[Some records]
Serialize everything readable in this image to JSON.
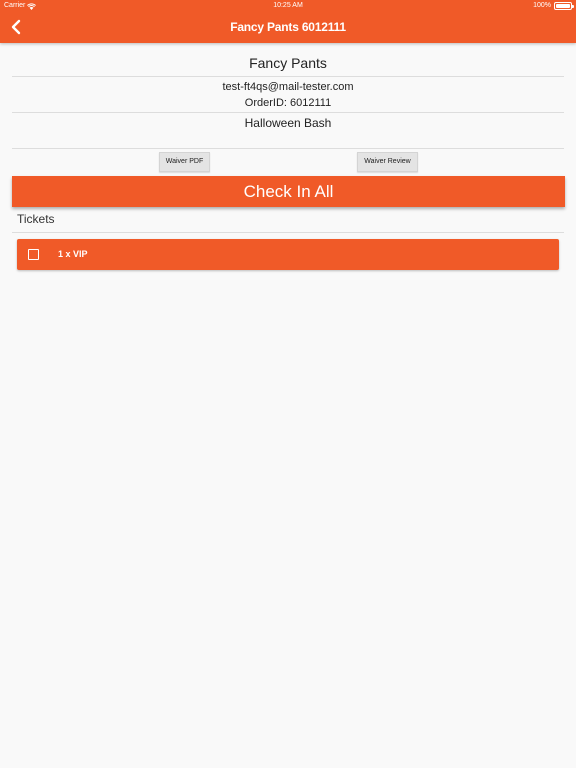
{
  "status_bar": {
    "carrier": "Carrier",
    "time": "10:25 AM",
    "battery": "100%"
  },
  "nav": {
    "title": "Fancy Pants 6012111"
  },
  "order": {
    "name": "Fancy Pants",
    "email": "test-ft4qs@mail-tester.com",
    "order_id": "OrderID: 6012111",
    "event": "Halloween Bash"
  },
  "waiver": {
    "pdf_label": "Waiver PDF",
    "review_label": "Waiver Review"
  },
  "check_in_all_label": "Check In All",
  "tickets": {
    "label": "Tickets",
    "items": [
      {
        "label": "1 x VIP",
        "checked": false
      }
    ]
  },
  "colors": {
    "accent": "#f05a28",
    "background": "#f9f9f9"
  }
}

* WHAT IS EXPECTED
Exclude the pictures and transcribe all of the entries exactly.

* FINAL ANSWER
Serialize everything readable in this image to JSON.
{
  "status_bar": {
    "carrier": "Carrier",
    "time": "10:25 AM",
    "battery": "100%"
  },
  "nav": {
    "title": "Fancy Pants 6012111"
  },
  "order": {
    "name": "Fancy Pants",
    "email": "test-ft4qs@mail-tester.com",
    "order_id": "OrderID: 6012111",
    "event": "Halloween Bash"
  },
  "waiver": {
    "pdf_label": "Waiver PDF",
    "review_label": "Waiver Review"
  },
  "check_in_all_label": "Check In All",
  "tickets": {
    "label": "Tickets",
    "items": [
      {
        "label": "1 x VIP",
        "checked": false
      }
    ]
  },
  "colors": {
    "accent": "#f05a28",
    "background": "#f9f9f9"
  }
}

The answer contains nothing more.